### ENUNCIADO
Reproduzca íntegramente, sin alterar nada, el fragmento sobre la labor del profesorado durante la enseñanza a distancia.

### EXTRACTO PROPORCIONADO
|---|
El sistema, con pocos fallos para lo traumática de la situación, siguió en marcha desde el día uno. Los tutores fueron contactando con los alumnos que no respondían a las comunicaciones on-line, interesándose por sus situaciones familiares, intentando ayudar a incluir en el nuevo sistema a aquellos más desfavorecidos en los social y cultural. Todo esto con los medios personales de cada profesor que, a diferencia de los diputados, usan portátiles, tabletas, teléfonos y conexión a internet pagados de su propio bolsillo.

Obviamente, y como pasaba en la escuela presencial, un porcentaje de alumnos se han quedado descolgados. Un tanto por ciento que es pequeño, o muy importante, dependiendo del entorno socioeconómico del centro, no tienen en casa ordenador o conexión a internet, para lo que el profesorado se ha mostrado flexible e imaginativo con aquellos alumnos que, a pesar de contar con esas dificultades, mostraban interés en continuar sus estudios. El Consejo Escolar del Estado cifra estos alumnos en un 10% del total, pero en muchos centros este porcentaje resulta abrumador.

Por supuesto, la educación obligatoria no está pensada para el aprendizaje a distancia, para lo que se necesita una madurez intelectual y una responsabilidad que no tiene todo el alumnado. No es lo mismo un alumno de Infantil que de Bachillerato, igual que no es lo mismo el que tiene detrás una familia preocupada que el que no tiene ningún apoyo, por eso a la hora de evaluar el segundo trimestre se han tomado en cuenta solo las notas anteriores al 13 de marzo.

Los docentes han trabajado las 24 horas del día, incluyendo los fines de semana y las vacaciones de Semana Santa, recibiendo notificaciones a través de las plataformas educativas a cualquier hora, corrigiendo una cantidad de trabajos inabarcable, a la vez que han ido transformando sus clases presenciales en clases a distancia con videollamadas, vídeos, tutoriales o pódcast.
|---|
### Datos de comprensión de documentos
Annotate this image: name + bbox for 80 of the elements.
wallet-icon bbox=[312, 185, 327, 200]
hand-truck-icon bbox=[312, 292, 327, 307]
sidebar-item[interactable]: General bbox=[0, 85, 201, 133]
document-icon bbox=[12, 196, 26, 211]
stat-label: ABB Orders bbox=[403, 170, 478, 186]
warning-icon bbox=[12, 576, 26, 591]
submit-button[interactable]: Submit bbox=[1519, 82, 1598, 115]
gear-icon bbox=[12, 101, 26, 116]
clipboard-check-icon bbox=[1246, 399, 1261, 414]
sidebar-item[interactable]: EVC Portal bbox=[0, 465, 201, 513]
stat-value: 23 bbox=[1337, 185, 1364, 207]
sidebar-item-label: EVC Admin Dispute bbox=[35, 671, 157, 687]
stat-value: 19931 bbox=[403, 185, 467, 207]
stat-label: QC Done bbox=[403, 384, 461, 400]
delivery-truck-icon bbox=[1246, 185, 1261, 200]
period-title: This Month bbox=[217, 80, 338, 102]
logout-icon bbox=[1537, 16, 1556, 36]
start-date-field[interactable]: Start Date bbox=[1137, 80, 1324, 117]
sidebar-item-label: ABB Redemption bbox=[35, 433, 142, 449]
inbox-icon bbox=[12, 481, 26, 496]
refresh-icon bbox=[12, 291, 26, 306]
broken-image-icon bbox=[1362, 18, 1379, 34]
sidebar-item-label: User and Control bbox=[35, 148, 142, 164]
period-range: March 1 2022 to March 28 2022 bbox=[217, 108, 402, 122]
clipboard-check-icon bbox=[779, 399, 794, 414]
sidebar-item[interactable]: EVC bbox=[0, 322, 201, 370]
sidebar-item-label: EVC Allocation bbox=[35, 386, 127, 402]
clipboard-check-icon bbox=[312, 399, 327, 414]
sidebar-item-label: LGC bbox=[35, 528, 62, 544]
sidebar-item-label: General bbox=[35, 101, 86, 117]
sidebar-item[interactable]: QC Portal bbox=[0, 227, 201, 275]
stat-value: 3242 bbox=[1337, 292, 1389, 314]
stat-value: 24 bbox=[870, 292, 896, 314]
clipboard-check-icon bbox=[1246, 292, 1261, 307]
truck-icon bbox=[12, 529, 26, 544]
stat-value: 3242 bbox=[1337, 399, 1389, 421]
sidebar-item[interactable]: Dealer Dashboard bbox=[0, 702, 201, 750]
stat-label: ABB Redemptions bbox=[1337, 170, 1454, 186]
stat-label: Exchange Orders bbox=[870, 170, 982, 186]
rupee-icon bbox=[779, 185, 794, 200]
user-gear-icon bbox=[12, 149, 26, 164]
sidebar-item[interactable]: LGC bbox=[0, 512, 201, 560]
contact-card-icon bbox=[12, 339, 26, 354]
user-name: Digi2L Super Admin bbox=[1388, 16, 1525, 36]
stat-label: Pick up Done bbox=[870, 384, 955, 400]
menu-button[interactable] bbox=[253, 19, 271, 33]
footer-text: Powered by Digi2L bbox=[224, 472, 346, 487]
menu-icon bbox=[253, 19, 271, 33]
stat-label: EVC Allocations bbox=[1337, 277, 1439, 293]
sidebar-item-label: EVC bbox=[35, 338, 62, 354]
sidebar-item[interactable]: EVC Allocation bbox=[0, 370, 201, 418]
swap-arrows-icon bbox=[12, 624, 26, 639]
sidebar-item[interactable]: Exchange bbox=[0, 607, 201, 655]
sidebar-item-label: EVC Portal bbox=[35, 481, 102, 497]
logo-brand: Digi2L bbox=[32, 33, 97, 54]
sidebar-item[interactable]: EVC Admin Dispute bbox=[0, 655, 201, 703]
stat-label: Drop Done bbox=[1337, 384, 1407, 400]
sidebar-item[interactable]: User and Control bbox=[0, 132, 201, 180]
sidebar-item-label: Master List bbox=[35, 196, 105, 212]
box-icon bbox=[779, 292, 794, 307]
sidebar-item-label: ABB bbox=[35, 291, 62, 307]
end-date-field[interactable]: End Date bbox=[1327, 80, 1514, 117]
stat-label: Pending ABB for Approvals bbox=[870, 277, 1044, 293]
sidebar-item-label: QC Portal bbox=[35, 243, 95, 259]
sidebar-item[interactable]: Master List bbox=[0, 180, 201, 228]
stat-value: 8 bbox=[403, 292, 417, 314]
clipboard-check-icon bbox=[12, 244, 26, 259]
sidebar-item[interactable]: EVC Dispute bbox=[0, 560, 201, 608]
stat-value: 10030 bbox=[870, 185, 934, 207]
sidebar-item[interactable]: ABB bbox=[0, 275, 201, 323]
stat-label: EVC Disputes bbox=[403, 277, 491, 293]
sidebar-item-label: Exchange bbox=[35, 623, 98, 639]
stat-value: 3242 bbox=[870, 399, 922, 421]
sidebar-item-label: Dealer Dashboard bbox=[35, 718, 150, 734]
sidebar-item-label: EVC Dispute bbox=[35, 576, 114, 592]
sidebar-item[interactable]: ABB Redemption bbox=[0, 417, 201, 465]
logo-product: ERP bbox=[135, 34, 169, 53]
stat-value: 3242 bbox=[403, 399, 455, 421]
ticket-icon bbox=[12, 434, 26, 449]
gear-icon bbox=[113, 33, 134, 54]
|---|
### SOLUCIÓN
El sistema, con pocos fallos para lo traumática de la situación, siguió en marcha desde el día uno. Los tutores fueron contactando con los alumnos que no respondían a las comunicaciones on-line, interesándose por sus situaciones familiares, intentando ayudar a incluir en el nuevo sistema a aquellos más desfavorecidos en los social y cultural. Todo esto con los medios personales de cada profesor que, a diferencia de los diputados, usan portátiles, tabletas, teléfonos y conexión a internet pagados de su propio bolsillo.

Obviamente, y como pasaba en la escuela presencial, un porcentaje de alumnos se han quedado descolgados. Un tanto por ciento que es pequeño, o muy importante, dependiendo del entorno socioeconómico del centro, no tienen en casa ordenador o conexión a internet, para lo que el profesorado se ha mostrado flexible e imaginativo con aquellos alumnos que, a pesar de contar con esas dificultades, mostraban interés en continuar sus estudios. El Consejo Escolar del Estado cifra estos alumnos en un 10% del total, pero en muchos centros este porcentaje resulta abrumador.

Por supuesto, la educación obligatoria no está pensada para el aprendizaje a distancia, para lo que se necesita una madurez intelectual y una responsabilidad que no tiene todo el alumnado. No es lo mismo un alumno de Infantil que de Bachillerato, igual que no es lo mismo el que tiene detrás una familia preocupada que el que no tiene ningún apoyo, por eso a la hora de evaluar el segundo trimestre se han tomado en cuenta solo las notas anteriores al 13 de marzo.

Los docentes han trabajado las 24 horas del día, incluyendo los fines de semana y las vacaciones de Semana Santa, recibiendo notificaciones a través de las plataformas educativas a cualquier hora, corrigiendo una cantidad de trabajos inabarcable, a la vez que han ido transformando sus clases presenciales en clases a distancia con videollamadas, vídeos, tutoriales o pódcast.